*Material for this task*
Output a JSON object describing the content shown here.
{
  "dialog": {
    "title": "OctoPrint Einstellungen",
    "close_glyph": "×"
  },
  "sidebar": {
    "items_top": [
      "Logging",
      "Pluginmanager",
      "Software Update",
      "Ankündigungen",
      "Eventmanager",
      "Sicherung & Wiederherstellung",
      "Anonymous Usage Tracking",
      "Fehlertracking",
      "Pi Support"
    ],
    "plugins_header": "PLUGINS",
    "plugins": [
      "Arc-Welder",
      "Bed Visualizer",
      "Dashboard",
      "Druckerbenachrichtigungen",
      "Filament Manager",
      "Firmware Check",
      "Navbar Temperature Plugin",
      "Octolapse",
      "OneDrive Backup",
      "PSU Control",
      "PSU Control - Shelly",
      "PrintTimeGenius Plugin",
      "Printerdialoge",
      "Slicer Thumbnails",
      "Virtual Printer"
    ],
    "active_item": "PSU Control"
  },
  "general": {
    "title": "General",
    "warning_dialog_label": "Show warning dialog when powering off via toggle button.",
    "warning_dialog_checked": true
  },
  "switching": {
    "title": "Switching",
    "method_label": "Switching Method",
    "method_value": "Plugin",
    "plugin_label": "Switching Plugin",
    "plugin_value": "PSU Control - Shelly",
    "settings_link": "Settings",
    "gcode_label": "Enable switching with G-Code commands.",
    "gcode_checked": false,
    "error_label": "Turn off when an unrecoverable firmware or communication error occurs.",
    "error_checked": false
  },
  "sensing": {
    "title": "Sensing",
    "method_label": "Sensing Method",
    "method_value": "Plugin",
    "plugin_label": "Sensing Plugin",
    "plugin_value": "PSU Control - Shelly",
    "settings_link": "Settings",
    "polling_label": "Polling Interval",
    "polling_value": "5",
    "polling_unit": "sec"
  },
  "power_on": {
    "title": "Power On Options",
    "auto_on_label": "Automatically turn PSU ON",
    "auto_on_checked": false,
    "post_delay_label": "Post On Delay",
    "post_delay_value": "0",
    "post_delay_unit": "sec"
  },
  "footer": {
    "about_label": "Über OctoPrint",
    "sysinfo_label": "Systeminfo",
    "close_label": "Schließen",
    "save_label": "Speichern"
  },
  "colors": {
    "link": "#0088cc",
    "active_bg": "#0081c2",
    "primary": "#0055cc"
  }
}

*Goal*
Gather up the lines that contain the word "false".

*Full answer*
    "gcode_checked": false,
    "error_checked": false
    "auto_on_checked": false,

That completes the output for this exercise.